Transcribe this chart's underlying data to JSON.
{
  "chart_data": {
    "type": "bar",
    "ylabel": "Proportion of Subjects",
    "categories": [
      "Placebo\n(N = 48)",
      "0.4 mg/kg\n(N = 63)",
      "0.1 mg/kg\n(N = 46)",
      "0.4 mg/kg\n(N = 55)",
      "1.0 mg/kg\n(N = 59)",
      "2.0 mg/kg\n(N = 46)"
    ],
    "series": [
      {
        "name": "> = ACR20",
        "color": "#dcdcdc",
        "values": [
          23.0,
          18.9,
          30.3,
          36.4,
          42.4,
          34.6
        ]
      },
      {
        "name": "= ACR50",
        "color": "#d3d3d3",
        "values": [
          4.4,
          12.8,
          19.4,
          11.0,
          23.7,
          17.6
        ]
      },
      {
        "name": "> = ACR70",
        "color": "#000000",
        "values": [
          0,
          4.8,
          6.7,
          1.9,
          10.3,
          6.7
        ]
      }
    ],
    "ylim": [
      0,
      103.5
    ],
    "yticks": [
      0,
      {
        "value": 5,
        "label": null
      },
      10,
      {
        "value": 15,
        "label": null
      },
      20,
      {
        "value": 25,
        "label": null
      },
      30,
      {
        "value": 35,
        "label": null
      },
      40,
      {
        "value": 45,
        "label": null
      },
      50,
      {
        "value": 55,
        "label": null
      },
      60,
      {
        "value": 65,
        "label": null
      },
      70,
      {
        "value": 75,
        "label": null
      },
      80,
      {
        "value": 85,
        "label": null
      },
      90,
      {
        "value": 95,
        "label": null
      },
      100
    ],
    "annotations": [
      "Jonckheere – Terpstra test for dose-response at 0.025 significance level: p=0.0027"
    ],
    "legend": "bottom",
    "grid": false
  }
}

+--

- Aim of the exercise -
Find every line that has "color" in it, then return those lines.

- Solved problem -
        "color": "#dcdcdc",
        "color": "#d3d3d3",
        "color": "#000000",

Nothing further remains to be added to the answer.